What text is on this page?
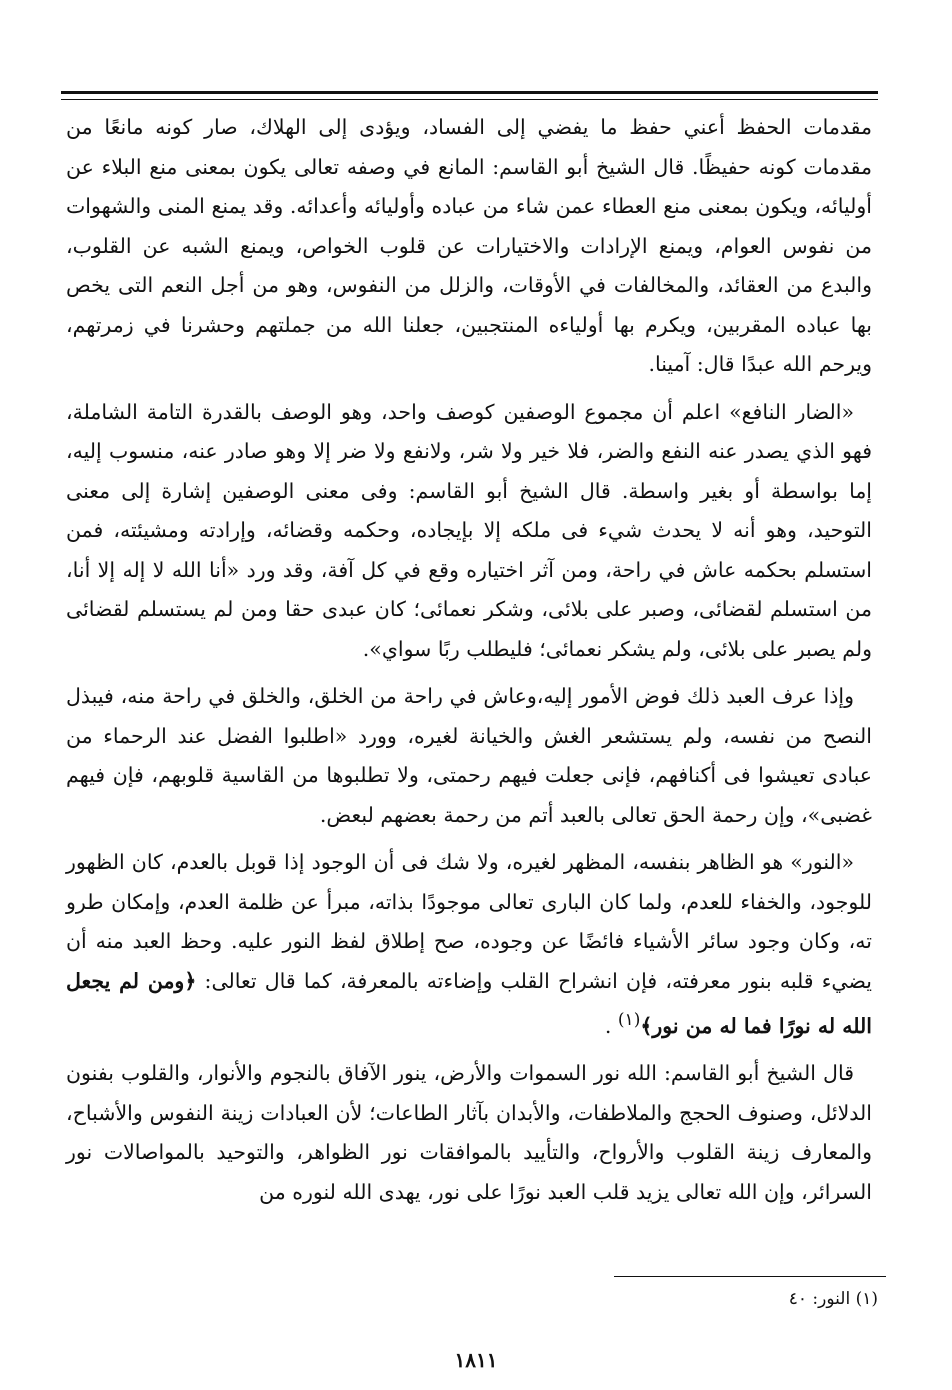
مقدمات الحفظ أعني حفظ ما يفضي إلى الفساد، ويؤدى إلى الهلاك، صار كونه مانعًا من مقدمات كونه حفيظًا. قال الشيخ أبو القاسم: المانع في وصفه تعالى يكون بمعنى منع البلاء عن أوليائه، ويكون بمعنى منع العطاء عمن شاء من عباده وأوليائه وأعدائه. وقد يمنع المنى والشهوات من نفوس العوام، ويمنع الإرادات والاختيارات عن قلوب الخواص، ويمنع الشبه عن القلوب، والبدع من العقائد، والمخالفات في الأوقات، والزلل من النفوس، وهو من أجل النعم التى يخص بها عباده المقربين، ويكرم بها أولياءه المنتجبين، جعلنا الله من جملتهم وحشرنا في زمرتهم، ويرحم الله عبدًا قال: آمينا.

«الضار النافع» اعلم أن مجموع الوصفين كوصف واحد، وهو الوصف بالقدرة التامة الشاملة، فهو الذي يصدر عنه النفع والضر، فلا خير ولا شر، ولانفع ولا ضر إلا وهو صادر عنه، منسوب إليه، إما بواسطة أو بغير واسطة. قال الشيخ أبو القاسم: وفى معنى الوصفين إشارة إلى معنى التوحيد، وهو أنه لا يحدث شيء فى ملكه إلا بإيجاده، وحكمه وقضائه، وإرادته ومشيئته، فمن استسلم بحكمه عاش في راحة، ومن آثر اختياره وقع في كل آفة، وقد ورد «أنا الله لا إله إلا أنا، من استسلم لقضائى، وصبر على بلائى، وشكر نعمائى؛ كان عبدى حقا ومن لم يستسلم لقضائى ولم يصبر على بلائى، ولم يشكر نعمائى؛ فليطلب ربًا سواي».

وإذا عرف العبد ذلك فوض الأمور إليه،وعاش في راحة من الخلق، والخلق في راحة منه، فيبذل النصح من نفسه، ولم يستشعر الغش والخيانة لغيره، وورد «اطلبوا الفضل عند الرحماء من عبادى تعيشوا فى أكنافهم، فإنى جعلت فيهم رحمتى، ولا تطلبوها من القاسية قلوبهم، فإن فيهم غضبى»، وإن رحمة الحق تعالى بالعبد أتم من رحمة بعضهم لبعض.

«النور» هو الظاهر بنفسه، المظهر لغيره، ولا شك فى أن الوجود إذا قوبل بالعدم، كان الظهور للوجود، والخفاء للعدم، ولما كان البارى تعالى موجودًا بذاته، مبرأ عن ظلمة العدم، وإمكان طرو ته، وكان وجود سائر الأشياء فائضًا عن وجوده، صح إطلاق لفظ النور عليه. وحظ العبد منه أن يضيء قلبه بنور معرفته، فإن انشراح القلب وإضاءته بالمعرفة، كما قال تعالى: ﴿ومن لم يجعل الله له نورًا فما له من نور﴾$^{(١)}$ .

قال الشيخ أبو القاسم: الله نور السموات والأرض، ينور الآفاق بالنجوم والأنوار، والقلوب بفنون الدلائل، وصنوف الحجج والملاطفات، والأبدان بآثار الطاعات؛ لأن العبادات زينة النفوس والأشباح، والمعارف زينة القلوب والأرواح، والتأييد بالموافقات نور الظواهر، والتوحيد بالمواصالات نور السرائر، وإن الله تعالى يزيد قلب العبد نورًا على نور، يهدى الله لنوره من

(١) النور: ٤٠
١٨١١
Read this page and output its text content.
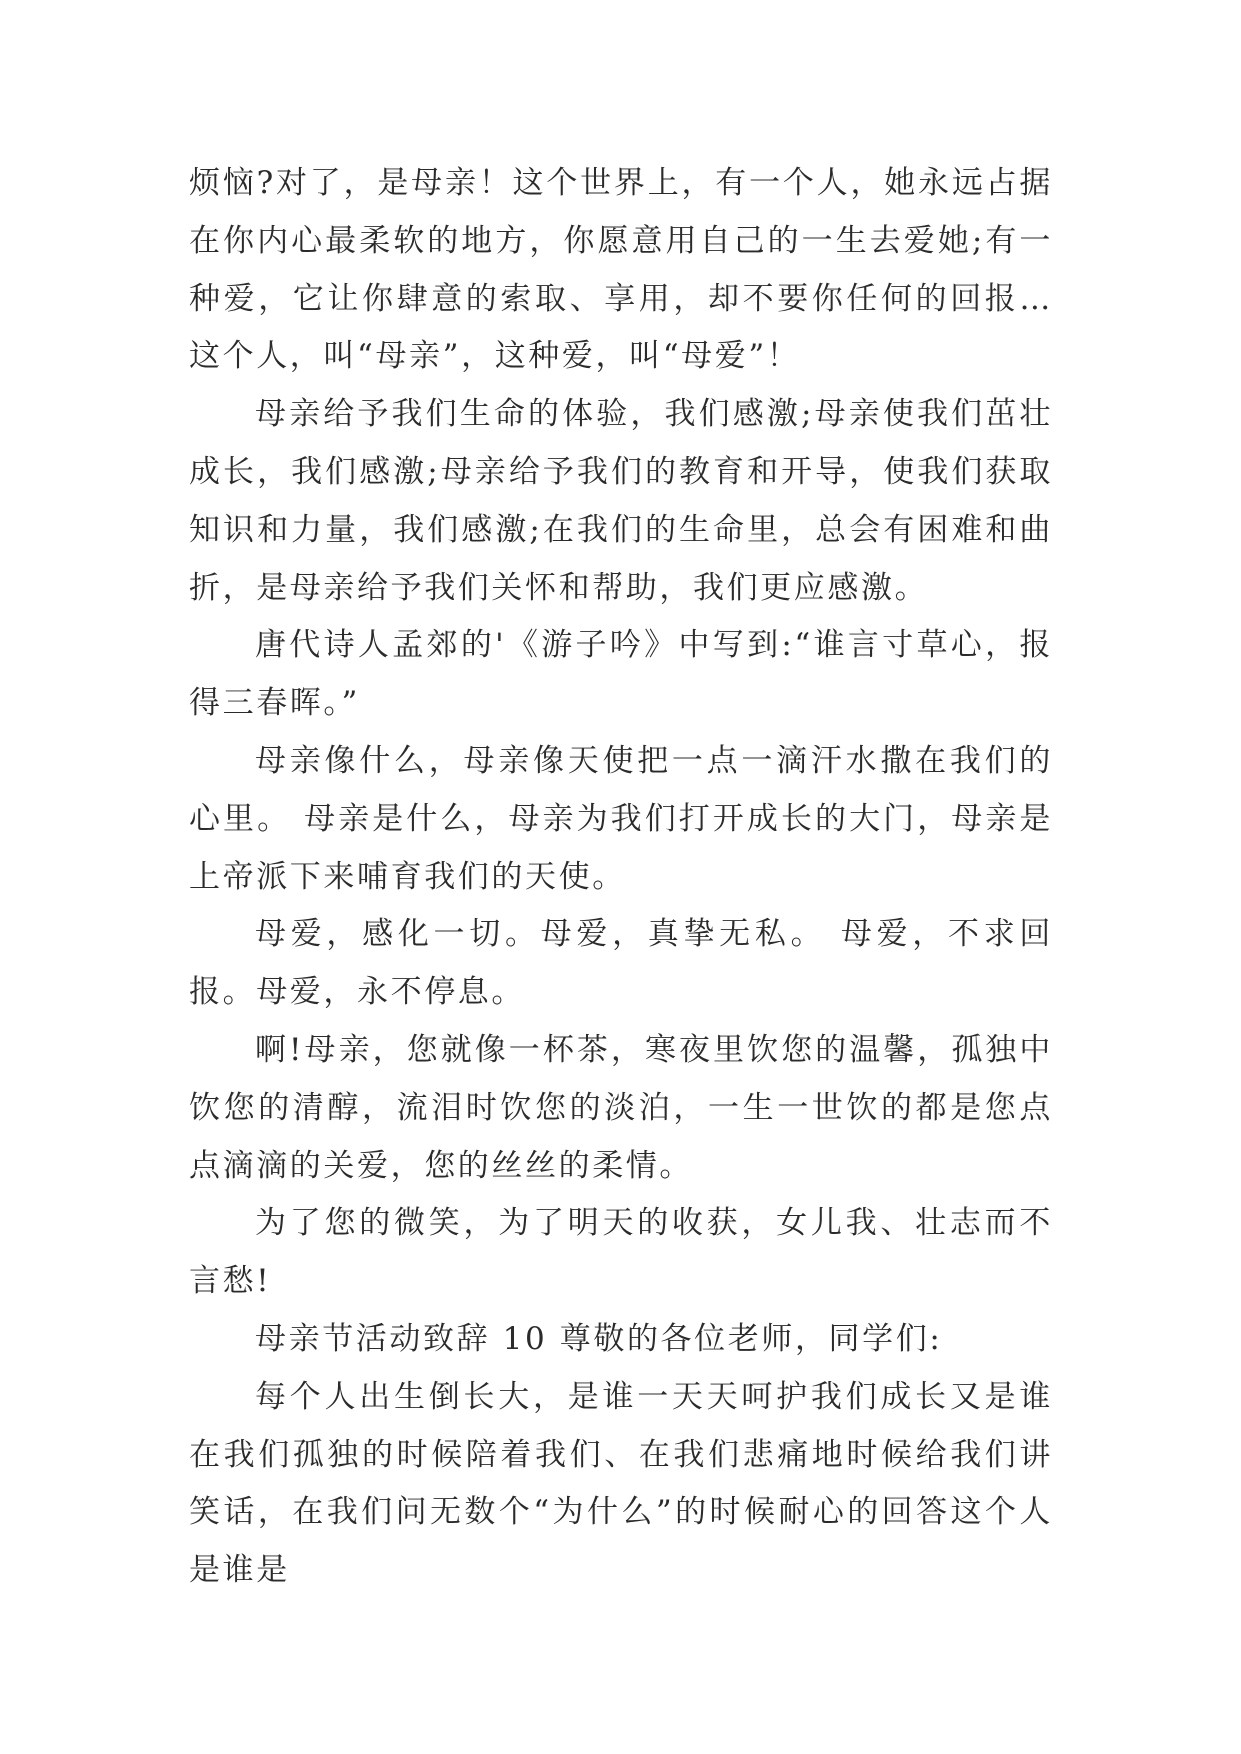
烦恼?对了，是母亲！这个世界上，有一个人，她永远占据在你内心最柔软的地方，你愿意用自己的一生去爱她;有一种爱，它让你肆意的索取、享用，却不要你任何的回报…这个人，叫“母亲”，这种爱，叫“母爱”！

母亲给予我们生命的体验，我们感激;母亲使我们茁壮成长，我们感激;母亲给予我们的教育和开导，使我们获取知识和力量，我们感激;在我们的生命里，总会有困难和曲折，是母亲给予我们关怀和帮助，我们更应感激。

唐代诗人孟郊的'《游子吟》中写到:“谁言寸草心，报得三春晖。”

母亲像什么，母亲像天使把一点一滴汗水撒在我们的心里。 母亲是什么，母亲为我们打开成长的大门，母亲是上帝派下来哺育我们的天使。

母爱，感化一切。母爱，真挚无私。 母爱，不求回报。母爱，永不停息。

啊!母亲，您就像一杯茶，寒夜里饮您的温馨，孤独中饮您的清醇，流泪时饮您的淡泊，一生一世饮的都是您点点滴滴的关爱，您的丝丝的柔情。

为了您的微笑，为了明天的收获，女儿我、壮志而不言愁!

母亲节活动致辞 10 尊敬的各位老师，同学们:

每个人出生倒长大，是谁一天天呵护我们成长又是谁在我们孤独的时候陪着我们、在我们悲痛地时候给我们讲笑话，在我们问无数个“为什么”的时候耐心的回答这个人是谁是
_ _ _
Instructions to follow
Your output should consist solely of the lines from the line containing "Read this page and output its text content." through the last line of the entries, verbatim, minus any pictures.

Solved problem
Read this page and output its text content.
烦恼?对了，是母亲！这个世界上，有一个人，她永远占据在你内心最柔软的地方，你愿意用自己的一生去爱她;有一种爱，它让你肆意的索取、享用，却不要你任何的回报…这个人，叫“母亲”，这种爱，叫“母爱”！

母亲给予我们生命的体验，我们感激;母亲使我们茁壮成长，我们感激;母亲给予我们的教育和开导，使我们获取知识和力量，我们感激;在我们的生命里，总会有困难和曲折，是母亲给予我们关怀和帮助，我们更应感激。

唐代诗人孟郊的'《游子吟》中写到:“谁言寸草心，报得三春晖。”

母亲像什么，母亲像天使把一点一滴汗水撒在我们的心里。 母亲是什么，母亲为我们打开成长的大门，母亲是上帝派下来哺育我们的天使。

母爱，感化一切。母爱，真挚无私。 母爱，不求回报。母爱，永不停息。

啊!母亲，您就像一杯茶，寒夜里饮您的温馨，孤独中饮您的清醇，流泪时饮您的淡泊，一生一世饮的都是您点点滴滴的关爱，您的丝丝的柔情。

为了您的微笑，为了明天的收获，女儿我、壮志而不言愁!

母亲节活动致辞 10 尊敬的各位老师，同学们:

每个人出生倒长大，是谁一天天呵护我们成长又是谁在我们孤独的时候陪着我们、在我们悲痛地时候给我们讲笑话，在我们问无数个“为什么”的时候耐心的回答这个人是谁是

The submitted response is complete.